- _Task description_
Your task is to repeat the entries exactly. Leave the pictures out.

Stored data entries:
___

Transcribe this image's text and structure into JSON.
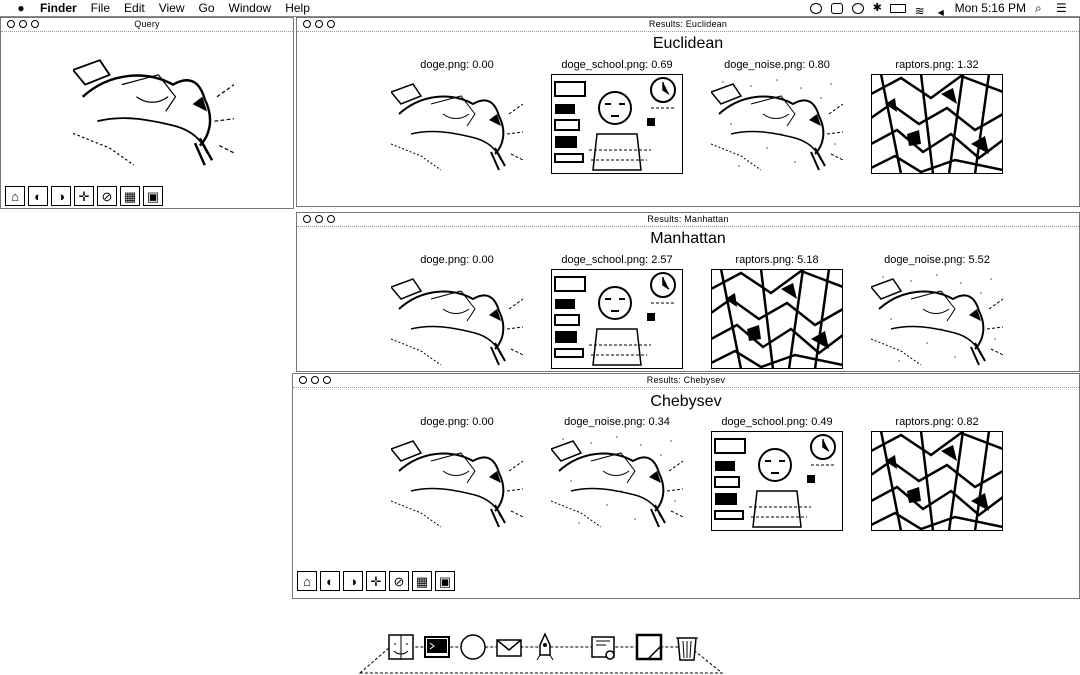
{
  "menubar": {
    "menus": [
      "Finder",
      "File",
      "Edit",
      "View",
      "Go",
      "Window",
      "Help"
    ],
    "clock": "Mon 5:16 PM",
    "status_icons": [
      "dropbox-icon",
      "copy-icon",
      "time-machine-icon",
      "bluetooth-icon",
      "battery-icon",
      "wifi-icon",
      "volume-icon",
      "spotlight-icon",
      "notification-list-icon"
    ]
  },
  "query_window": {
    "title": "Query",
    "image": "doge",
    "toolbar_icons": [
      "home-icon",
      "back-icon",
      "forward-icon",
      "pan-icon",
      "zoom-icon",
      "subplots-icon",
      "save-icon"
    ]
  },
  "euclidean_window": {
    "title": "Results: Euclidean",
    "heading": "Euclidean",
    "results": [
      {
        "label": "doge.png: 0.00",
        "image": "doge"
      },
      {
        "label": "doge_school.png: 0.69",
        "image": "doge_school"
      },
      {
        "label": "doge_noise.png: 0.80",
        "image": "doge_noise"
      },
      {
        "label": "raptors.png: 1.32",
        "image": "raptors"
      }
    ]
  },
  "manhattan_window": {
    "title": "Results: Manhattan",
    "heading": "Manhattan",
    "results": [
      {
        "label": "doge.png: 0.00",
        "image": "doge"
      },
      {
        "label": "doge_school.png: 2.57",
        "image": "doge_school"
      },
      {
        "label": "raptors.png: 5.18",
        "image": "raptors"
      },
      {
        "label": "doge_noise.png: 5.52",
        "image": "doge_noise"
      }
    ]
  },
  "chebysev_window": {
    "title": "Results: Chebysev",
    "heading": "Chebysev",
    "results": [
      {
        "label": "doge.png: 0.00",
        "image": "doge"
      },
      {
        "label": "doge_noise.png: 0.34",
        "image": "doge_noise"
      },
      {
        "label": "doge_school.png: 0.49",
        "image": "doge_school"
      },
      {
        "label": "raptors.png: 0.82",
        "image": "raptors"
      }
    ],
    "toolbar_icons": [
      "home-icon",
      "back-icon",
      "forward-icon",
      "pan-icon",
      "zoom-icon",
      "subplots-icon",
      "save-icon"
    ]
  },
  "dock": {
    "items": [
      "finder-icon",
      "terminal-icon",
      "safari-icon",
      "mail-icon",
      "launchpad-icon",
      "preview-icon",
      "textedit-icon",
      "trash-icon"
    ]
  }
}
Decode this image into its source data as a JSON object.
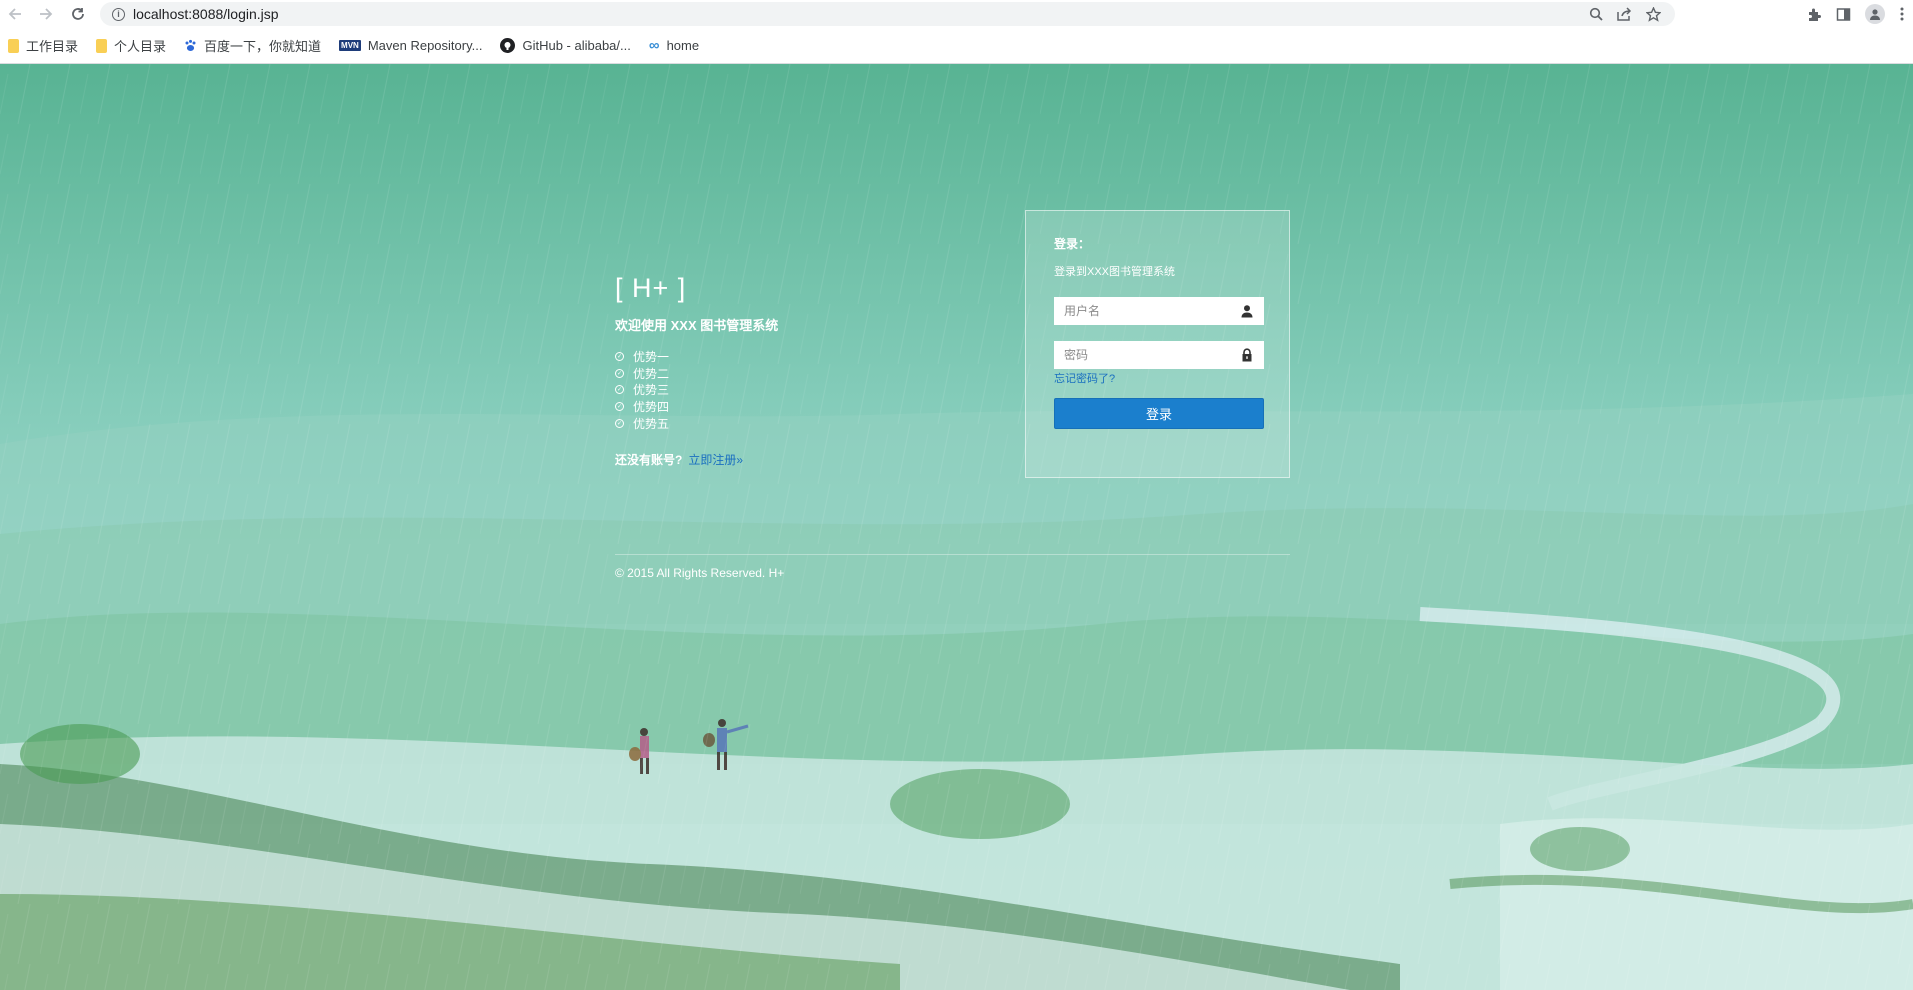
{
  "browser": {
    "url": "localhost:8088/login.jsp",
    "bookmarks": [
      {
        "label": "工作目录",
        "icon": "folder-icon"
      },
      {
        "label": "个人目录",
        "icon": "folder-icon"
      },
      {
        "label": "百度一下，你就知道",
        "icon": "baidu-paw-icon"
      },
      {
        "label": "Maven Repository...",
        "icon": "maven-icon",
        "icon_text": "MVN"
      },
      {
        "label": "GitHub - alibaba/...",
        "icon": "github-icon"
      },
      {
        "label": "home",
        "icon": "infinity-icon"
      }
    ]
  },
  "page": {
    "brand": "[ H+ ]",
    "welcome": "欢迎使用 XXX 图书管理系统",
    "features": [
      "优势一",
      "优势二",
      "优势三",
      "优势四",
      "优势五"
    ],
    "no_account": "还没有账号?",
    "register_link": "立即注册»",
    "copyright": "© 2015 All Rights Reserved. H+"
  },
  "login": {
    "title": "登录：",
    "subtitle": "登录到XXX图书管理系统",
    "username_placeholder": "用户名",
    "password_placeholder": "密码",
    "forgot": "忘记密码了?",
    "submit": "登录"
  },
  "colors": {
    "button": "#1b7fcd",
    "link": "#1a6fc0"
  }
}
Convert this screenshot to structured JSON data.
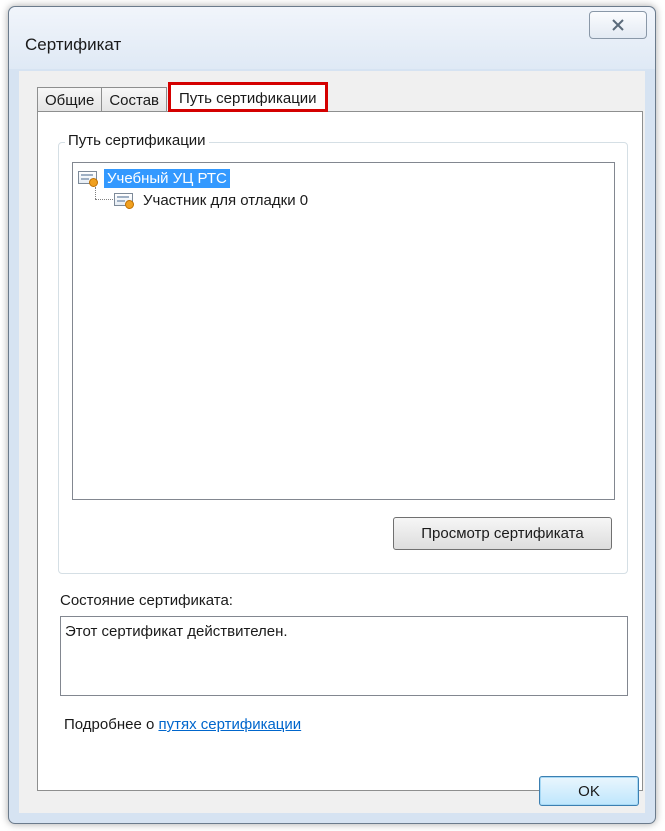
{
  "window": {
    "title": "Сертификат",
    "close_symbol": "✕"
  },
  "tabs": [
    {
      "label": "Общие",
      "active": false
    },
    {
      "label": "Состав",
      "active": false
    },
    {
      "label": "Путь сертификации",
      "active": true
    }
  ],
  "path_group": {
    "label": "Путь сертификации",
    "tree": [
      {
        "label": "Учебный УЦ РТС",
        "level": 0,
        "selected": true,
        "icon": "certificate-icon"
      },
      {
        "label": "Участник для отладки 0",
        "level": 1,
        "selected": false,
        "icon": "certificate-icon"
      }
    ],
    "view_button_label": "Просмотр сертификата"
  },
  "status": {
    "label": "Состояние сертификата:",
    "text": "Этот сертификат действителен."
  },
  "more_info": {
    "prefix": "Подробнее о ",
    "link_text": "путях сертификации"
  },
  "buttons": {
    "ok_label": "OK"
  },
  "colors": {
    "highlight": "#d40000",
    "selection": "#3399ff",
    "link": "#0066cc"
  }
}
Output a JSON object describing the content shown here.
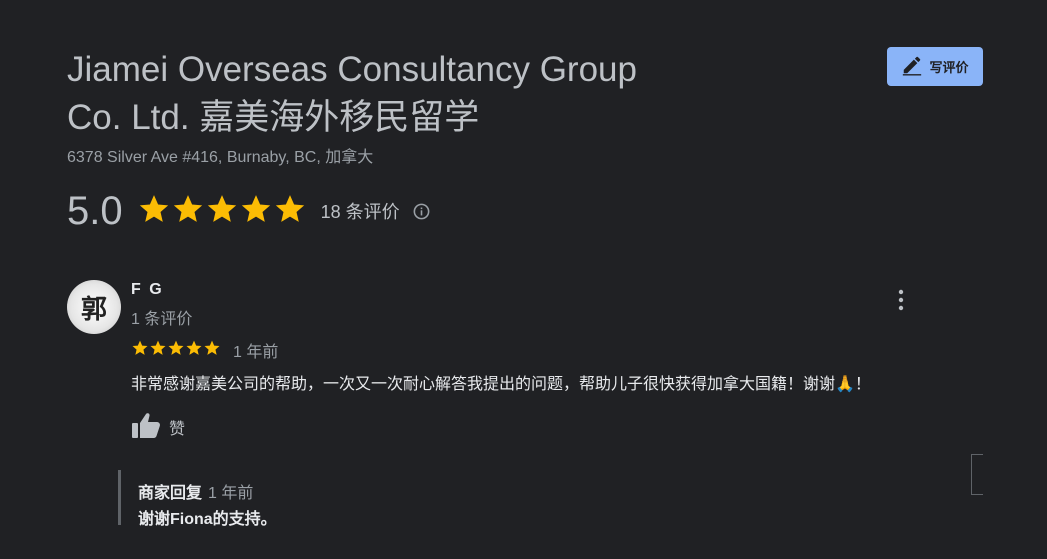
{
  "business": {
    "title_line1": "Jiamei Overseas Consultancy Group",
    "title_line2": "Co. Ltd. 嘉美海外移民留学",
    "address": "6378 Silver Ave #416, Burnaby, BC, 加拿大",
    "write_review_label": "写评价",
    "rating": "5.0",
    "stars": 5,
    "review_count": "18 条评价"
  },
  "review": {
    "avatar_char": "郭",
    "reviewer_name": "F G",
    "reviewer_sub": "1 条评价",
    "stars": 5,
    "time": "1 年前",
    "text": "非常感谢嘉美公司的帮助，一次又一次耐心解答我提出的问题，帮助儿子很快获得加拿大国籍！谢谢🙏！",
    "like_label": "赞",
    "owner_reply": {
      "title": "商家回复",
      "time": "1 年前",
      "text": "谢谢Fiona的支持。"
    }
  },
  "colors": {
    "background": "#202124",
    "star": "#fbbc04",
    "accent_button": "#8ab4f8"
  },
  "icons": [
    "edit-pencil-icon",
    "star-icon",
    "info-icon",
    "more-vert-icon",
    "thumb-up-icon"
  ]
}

___

- _Correct output_
Transcribe this image's text and structure into JSON.
{
  "menubar": {
    "menus": [
      "Finder",
      "File",
      "Edit",
      "View",
      "Go",
      "Window",
      "Help"
    ],
    "clock": "Mon 5:16 PM",
    "status_icons": [
      "dropbox-icon",
      "copy-icon",
      "time-machine-icon",
      "bluetooth-icon",
      "battery-icon",
      "wifi-icon",
      "volume-icon",
      "spotlight-icon",
      "notification-list-icon"
    ]
  },
  "query_window": {
    "title": "Query",
    "image": "doge",
    "toolbar_icons": [
      "home-icon",
      "back-icon",
      "forward-icon",
      "pan-icon",
      "zoom-icon",
      "subplots-icon",
      "save-icon"
    ]
  },
  "euclidean_window": {
    "title": "Results: Euclidean",
    "heading": "Euclidean",
    "results": [
      {
        "label": "doge.png: 0.00",
        "image": "doge"
      },
      {
        "label": "doge_school.png: 0.69",
        "image": "doge_school"
      },
      {
        "label": "doge_noise.png: 0.80",
        "image": "doge_noise"
      },
      {
        "label": "raptors.png: 1.32",
        "image": "raptors"
      }
    ]
  },
  "manhattan_window": {
    "title": "Results: Manhattan",
    "heading": "Manhattan",
    "results": [
      {
        "label": "doge.png: 0.00",
        "image": "doge"
      },
      {
        "label": "doge_school.png: 2.57",
        "image": "doge_school"
      },
      {
        "label": "raptors.png: 5.18",
        "image": "raptors"
      },
      {
        "label": "doge_noise.png: 5.52",
        "image": "doge_noise"
      }
    ]
  },
  "chebysev_window": {
    "title": "Results: Chebysev",
    "heading": "Chebysev",
    "results": [
      {
        "label": "doge.png: 0.00",
        "image": "doge"
      },
      {
        "label": "doge_noise.png: 0.34",
        "image": "doge_noise"
      },
      {
        "label": "doge_school.png: 0.49",
        "image": "doge_school"
      },
      {
        "label": "raptors.png: 0.82",
        "image": "raptors"
      }
    ],
    "toolbar_icons": [
      "home-icon",
      "back-icon",
      "forward-icon",
      "pan-icon",
      "zoom-icon",
      "subplots-icon",
      "save-icon"
    ]
  },
  "dock": {
    "items": [
      "finder-icon",
      "terminal-icon",
      "safari-icon",
      "mail-icon",
      "launchpad-icon",
      "preview-icon",
      "textedit-icon",
      "trash-icon"
    ]
  }
}
Decode this image into its source data as a JSON object.
{
  "browser": {
    "url": "localhost:8088/login.jsp",
    "bookmarks": [
      {
        "label": "工作目录",
        "icon": "folder-icon"
      },
      {
        "label": "个人目录",
        "icon": "folder-icon"
      },
      {
        "label": "百度一下，你就知道",
        "icon": "baidu-paw-icon"
      },
      {
        "label": "Maven Repository...",
        "icon": "maven-icon",
        "icon_text": "MVN"
      },
      {
        "label": "GitHub - alibaba/...",
        "icon": "github-icon"
      },
      {
        "label": "home",
        "icon": "infinity-icon"
      }
    ]
  },
  "page": {
    "brand": "[ H+ ]",
    "welcome": "欢迎使用 XXX 图书管理系统",
    "features": [
      "优势一",
      "优势二",
      "优势三",
      "优势四",
      "优势五"
    ],
    "no_account": "还没有账号?",
    "register_link": "立即注册»",
    "copyright": "© 2015 All Rights Reserved. H+"
  },
  "login": {
    "title": "登录：",
    "subtitle": "登录到XXX图书管理系统",
    "username_placeholder": "用户名",
    "password_placeholder": "密码",
    "forgot": "忘记密码了?",
    "submit": "登录"
  },
  "colors": {
    "button": "#1b7fcd",
    "link": "#1a6fc0"
  }
}
Convert this screenshot to structured JSON data.
{
  "window": {
    "title": "Сертификат",
    "close_symbol": "✕"
  },
  "tabs": [
    {
      "label": "Общие",
      "active": false
    },
    {
      "label": "Состав",
      "active": false
    },
    {
      "label": "Путь сертификации",
      "active": true
    }
  ],
  "path_group": {
    "label": "Путь сертификации",
    "tree": [
      {
        "label": "Учебный УЦ РТС",
        "level": 0,
        "selected": true,
        "icon": "certificate-icon"
      },
      {
        "label": "Участник для отладки 0",
        "level": 1,
        "selected": false,
        "icon": "certificate-icon"
      }
    ],
    "view_button_label": "Просмотр сертификата"
  },
  "status": {
    "label": "Состояние сертификата:",
    "text": "Этот сертификат действителен."
  },
  "more_info": {
    "prefix": "Подробнее о ",
    "link_text": "путях сертификации"
  },
  "buttons": {
    "ok_label": "OK"
  },
  "colors": {
    "highlight": "#d40000",
    "selection": "#3399ff",
    "link": "#0066cc"
  }
}
Output a JSON object describing the content shown here.
{
  "business": {
    "title_line1": "Jiamei Overseas Consultancy Group",
    "title_line2": "Co. Ltd. 嘉美海外移民留学",
    "address": "6378 Silver Ave #416, Burnaby, BC, 加拿大",
    "write_review_label": "写评价",
    "rating": "5.0",
    "stars": 5,
    "review_count": "18 条评价"
  },
  "review": {
    "avatar_char": "郭",
    "reviewer_name": "F G",
    "reviewer_sub": "1 条评价",
    "stars": 5,
    "time": "1 年前",
    "text": "非常感谢嘉美公司的帮助，一次又一次耐心解答我提出的问题，帮助儿子很快获得加拿大国籍！谢谢🙏！",
    "like_label": "赞",
    "owner_reply": {
      "title": "商家回复",
      "time": "1 年前",
      "text": "谢谢Fiona的支持。"
    }
  },
  "colors": {
    "background": "#202124",
    "star": "#fbbc04",
    "accent_button": "#8ab4f8"
  },
  "icons": [
    "edit-pencil-icon",
    "star-icon",
    "info-icon",
    "more-vert-icon",
    "thumb-up-icon"
  ]
}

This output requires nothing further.